Written task:
List all lines of the data that include the string "Attachments".

Stored data
▽

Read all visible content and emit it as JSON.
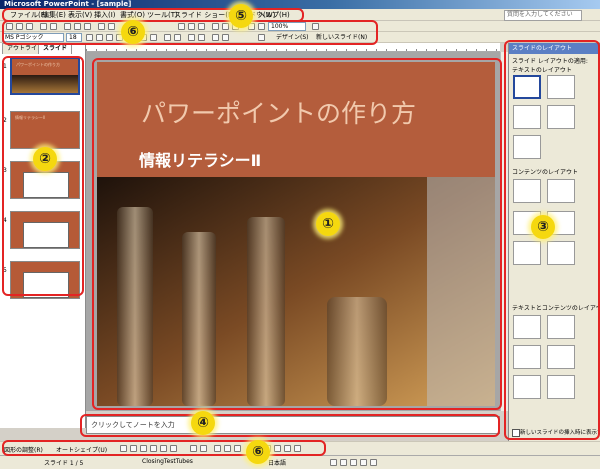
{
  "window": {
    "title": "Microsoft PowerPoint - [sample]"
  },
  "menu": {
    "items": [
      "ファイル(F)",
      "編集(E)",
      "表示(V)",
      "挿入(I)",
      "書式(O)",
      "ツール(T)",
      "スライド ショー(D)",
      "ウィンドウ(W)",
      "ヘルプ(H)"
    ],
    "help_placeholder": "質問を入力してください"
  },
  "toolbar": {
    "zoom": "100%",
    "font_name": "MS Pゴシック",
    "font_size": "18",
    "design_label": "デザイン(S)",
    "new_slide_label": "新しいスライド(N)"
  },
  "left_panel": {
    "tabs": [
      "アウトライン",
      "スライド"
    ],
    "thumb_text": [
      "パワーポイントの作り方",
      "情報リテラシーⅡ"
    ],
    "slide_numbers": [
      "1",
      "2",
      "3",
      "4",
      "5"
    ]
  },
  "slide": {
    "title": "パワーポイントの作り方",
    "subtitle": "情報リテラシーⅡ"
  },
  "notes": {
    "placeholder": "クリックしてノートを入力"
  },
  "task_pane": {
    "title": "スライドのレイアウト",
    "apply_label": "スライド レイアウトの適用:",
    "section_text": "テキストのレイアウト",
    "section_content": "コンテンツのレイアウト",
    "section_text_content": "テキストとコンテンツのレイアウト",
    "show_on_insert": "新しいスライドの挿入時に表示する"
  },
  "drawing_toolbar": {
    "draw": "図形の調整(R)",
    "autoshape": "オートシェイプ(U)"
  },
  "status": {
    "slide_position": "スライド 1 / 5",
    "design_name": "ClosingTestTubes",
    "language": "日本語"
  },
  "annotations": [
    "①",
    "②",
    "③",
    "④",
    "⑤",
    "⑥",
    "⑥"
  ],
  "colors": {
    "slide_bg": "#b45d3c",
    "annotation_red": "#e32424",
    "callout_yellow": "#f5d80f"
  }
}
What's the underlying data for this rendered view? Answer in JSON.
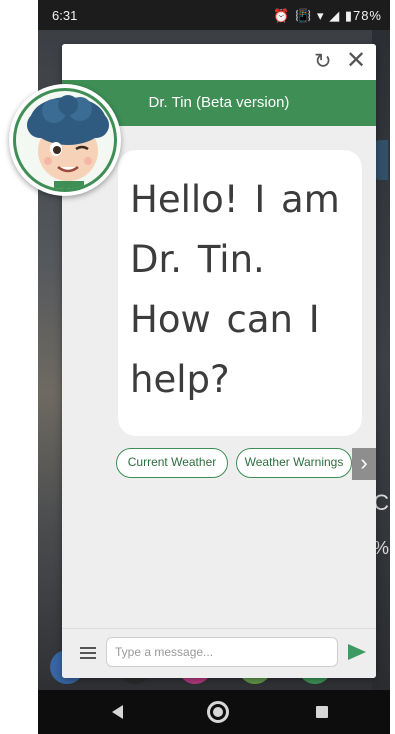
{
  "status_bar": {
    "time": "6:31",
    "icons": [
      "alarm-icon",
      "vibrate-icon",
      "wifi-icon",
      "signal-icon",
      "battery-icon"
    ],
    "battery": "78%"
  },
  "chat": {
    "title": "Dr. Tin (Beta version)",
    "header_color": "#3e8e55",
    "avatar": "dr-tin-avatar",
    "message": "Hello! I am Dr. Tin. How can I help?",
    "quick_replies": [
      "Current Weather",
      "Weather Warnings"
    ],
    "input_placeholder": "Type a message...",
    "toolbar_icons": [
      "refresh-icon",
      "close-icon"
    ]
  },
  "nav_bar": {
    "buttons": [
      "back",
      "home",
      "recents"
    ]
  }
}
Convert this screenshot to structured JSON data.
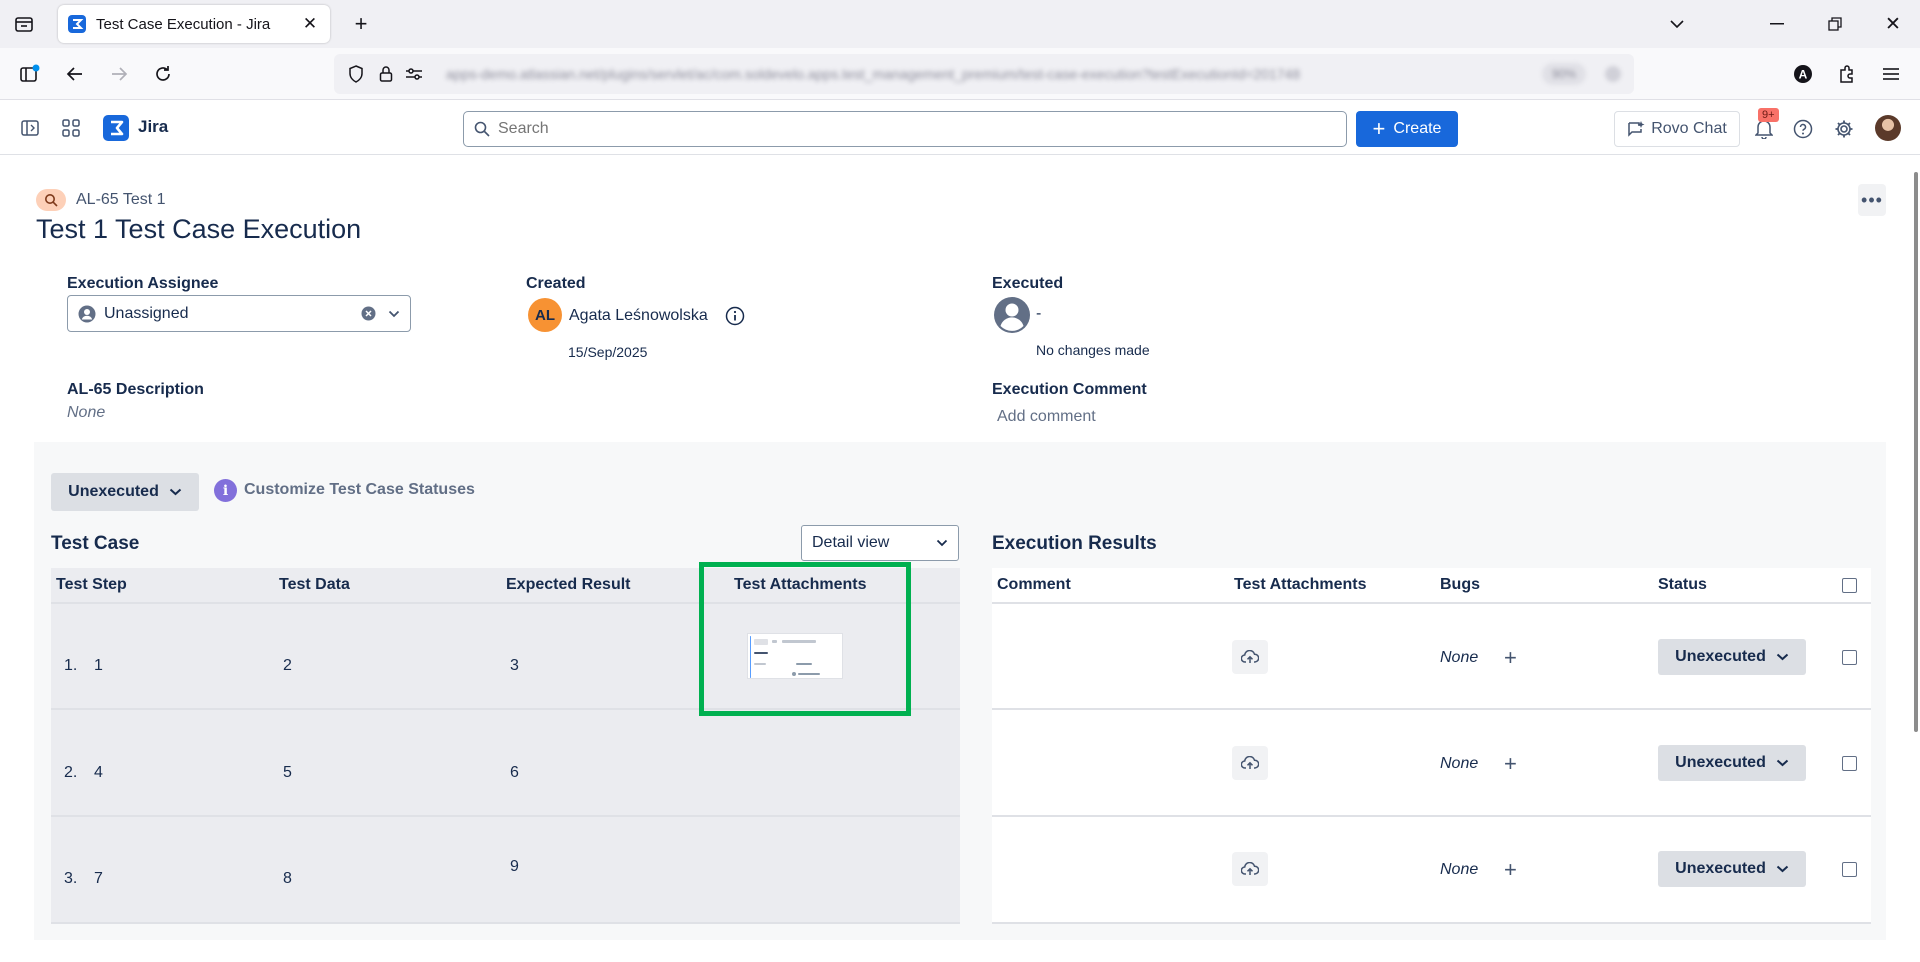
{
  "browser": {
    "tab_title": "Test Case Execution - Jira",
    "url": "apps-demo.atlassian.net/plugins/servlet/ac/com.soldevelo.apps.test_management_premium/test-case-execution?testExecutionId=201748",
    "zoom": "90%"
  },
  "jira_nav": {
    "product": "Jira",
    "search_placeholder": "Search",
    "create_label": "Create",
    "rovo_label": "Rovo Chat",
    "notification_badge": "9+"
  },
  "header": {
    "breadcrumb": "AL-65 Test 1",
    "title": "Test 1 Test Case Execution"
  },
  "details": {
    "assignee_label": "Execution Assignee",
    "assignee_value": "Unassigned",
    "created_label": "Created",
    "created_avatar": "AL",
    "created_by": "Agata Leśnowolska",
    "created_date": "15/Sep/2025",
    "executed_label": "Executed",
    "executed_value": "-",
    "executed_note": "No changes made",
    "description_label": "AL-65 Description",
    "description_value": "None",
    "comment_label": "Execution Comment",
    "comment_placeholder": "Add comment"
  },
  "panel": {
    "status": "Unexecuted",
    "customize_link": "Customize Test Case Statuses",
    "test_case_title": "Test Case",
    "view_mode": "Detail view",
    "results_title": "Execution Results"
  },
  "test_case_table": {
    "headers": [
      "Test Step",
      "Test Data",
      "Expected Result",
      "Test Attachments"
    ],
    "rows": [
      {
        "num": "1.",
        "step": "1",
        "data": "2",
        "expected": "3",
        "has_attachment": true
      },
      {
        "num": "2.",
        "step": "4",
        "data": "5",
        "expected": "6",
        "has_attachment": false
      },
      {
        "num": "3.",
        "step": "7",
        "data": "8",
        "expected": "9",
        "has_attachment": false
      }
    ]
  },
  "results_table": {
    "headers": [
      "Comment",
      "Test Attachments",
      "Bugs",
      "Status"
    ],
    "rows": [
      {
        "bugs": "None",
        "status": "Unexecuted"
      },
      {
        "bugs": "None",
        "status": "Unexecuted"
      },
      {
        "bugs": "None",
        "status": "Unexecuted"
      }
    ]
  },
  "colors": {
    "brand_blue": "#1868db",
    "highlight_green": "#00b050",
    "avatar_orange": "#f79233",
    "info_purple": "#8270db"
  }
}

△
▽

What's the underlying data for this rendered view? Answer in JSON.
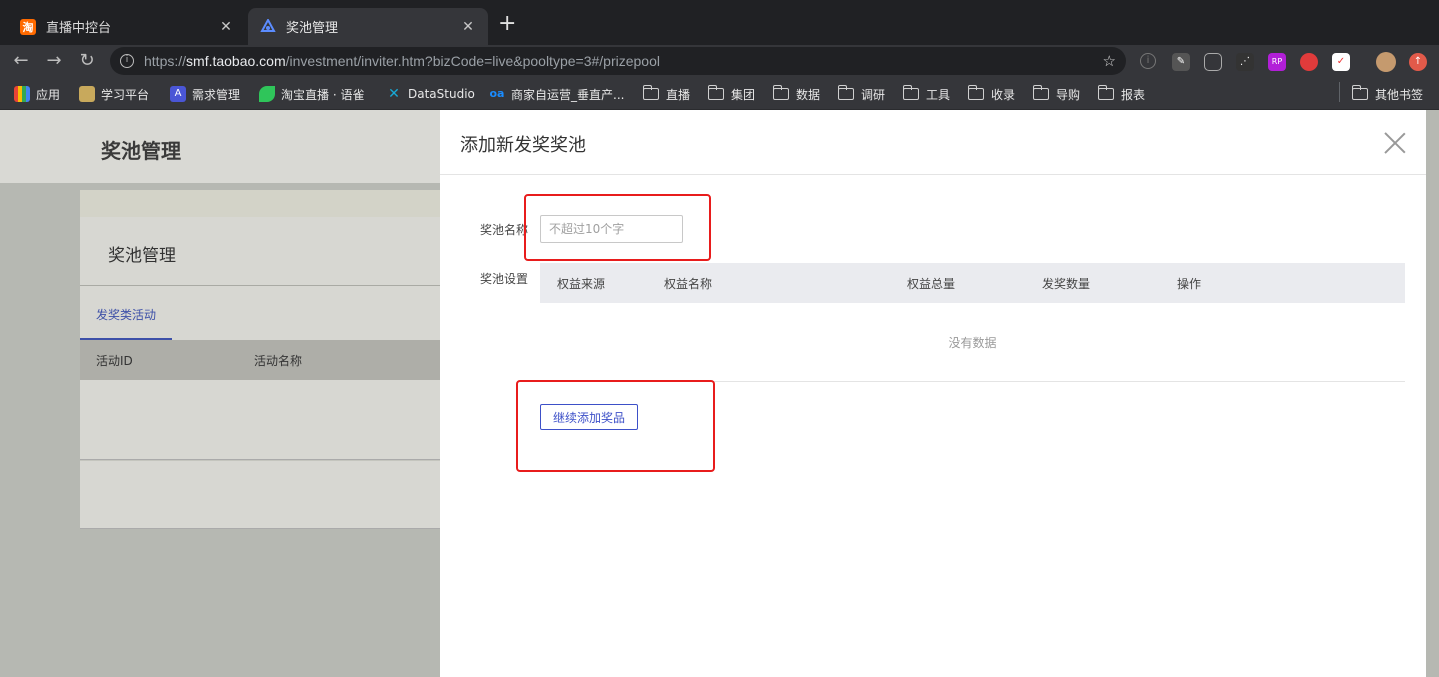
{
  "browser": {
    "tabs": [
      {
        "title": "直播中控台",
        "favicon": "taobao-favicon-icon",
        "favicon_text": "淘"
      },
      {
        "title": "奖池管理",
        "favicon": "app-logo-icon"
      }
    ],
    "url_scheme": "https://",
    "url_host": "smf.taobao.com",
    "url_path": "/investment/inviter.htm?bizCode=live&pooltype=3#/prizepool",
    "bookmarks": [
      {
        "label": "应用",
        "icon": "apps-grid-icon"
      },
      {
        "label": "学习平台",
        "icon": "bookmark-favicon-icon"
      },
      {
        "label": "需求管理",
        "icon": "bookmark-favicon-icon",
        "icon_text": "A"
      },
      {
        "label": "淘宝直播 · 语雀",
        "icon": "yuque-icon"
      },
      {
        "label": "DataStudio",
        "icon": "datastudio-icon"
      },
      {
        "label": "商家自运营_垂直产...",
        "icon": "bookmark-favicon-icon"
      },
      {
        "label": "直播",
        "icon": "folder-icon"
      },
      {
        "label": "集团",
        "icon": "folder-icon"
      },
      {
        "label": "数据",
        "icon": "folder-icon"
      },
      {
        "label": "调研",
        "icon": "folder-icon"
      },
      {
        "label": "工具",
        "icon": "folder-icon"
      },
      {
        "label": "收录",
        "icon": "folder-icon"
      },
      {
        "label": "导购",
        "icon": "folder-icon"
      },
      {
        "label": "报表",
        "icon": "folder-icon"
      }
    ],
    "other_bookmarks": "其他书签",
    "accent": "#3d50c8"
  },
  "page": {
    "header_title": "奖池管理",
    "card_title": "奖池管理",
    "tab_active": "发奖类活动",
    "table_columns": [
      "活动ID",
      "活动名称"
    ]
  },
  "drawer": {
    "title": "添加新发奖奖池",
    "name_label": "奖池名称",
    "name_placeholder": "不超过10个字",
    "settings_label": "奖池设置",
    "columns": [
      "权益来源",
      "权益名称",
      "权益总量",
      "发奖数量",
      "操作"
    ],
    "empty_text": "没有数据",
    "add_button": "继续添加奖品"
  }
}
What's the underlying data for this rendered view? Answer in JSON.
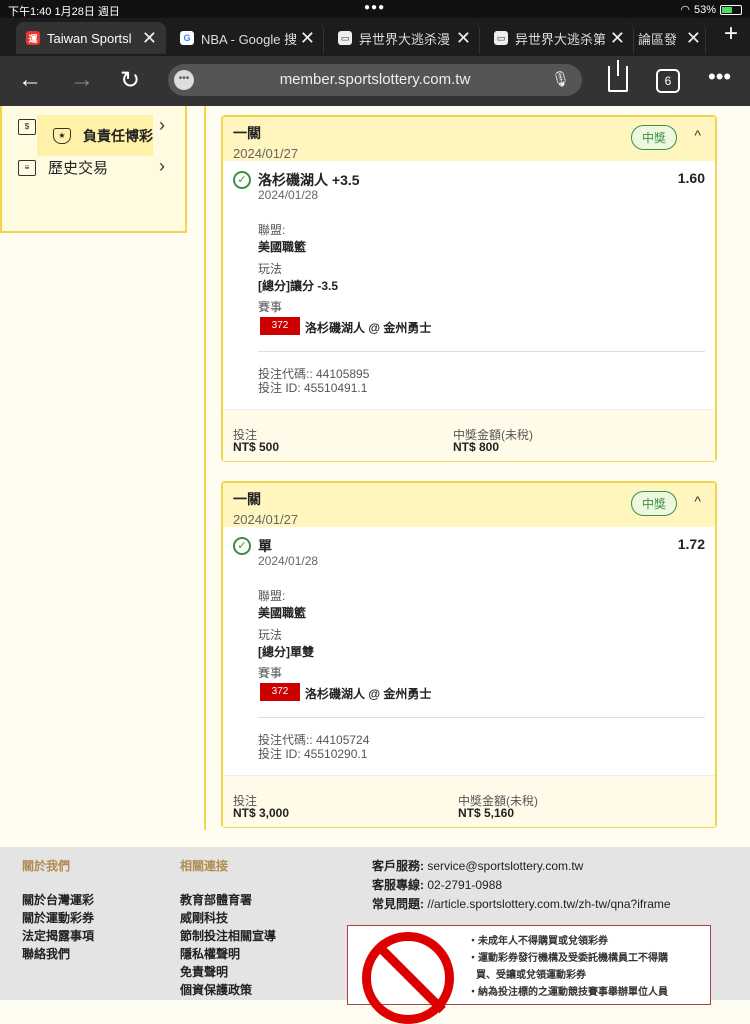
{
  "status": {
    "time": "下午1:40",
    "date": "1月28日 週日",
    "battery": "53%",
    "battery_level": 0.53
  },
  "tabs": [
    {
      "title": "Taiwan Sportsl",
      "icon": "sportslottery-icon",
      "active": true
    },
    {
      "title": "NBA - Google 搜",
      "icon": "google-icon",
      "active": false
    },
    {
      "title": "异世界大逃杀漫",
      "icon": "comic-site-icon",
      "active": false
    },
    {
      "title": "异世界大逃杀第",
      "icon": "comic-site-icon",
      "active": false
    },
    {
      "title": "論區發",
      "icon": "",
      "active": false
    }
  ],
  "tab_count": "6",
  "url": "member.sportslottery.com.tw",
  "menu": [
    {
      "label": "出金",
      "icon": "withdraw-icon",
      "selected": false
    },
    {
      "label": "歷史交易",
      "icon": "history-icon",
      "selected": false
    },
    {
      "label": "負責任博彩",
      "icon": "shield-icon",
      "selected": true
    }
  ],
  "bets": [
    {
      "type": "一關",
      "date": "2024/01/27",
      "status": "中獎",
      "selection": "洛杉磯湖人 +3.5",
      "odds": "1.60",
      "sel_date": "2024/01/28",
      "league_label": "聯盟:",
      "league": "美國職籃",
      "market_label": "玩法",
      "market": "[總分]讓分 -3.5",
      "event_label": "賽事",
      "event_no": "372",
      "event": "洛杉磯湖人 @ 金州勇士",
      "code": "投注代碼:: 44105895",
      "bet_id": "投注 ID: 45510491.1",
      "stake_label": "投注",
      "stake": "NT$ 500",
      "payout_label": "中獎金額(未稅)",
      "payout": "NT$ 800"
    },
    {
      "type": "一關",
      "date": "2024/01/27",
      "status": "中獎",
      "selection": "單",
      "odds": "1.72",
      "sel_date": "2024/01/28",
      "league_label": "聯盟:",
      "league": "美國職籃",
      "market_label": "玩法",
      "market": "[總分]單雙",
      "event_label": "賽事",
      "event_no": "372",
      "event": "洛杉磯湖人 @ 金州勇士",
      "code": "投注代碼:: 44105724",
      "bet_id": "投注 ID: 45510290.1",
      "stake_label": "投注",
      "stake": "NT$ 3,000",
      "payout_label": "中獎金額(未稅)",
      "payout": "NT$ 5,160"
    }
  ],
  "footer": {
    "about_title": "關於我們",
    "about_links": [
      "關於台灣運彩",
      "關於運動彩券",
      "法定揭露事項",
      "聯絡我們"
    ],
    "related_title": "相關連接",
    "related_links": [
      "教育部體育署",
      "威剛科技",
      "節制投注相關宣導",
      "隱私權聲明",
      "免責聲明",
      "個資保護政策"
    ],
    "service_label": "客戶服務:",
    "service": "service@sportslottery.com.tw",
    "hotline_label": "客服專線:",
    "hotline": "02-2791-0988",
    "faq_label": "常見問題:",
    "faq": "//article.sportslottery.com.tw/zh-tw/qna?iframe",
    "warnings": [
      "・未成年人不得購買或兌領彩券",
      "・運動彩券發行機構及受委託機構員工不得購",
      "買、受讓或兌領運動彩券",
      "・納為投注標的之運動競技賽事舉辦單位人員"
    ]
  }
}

△

Solution to this problem:
      "Test Attachments"
      "Test Attachments",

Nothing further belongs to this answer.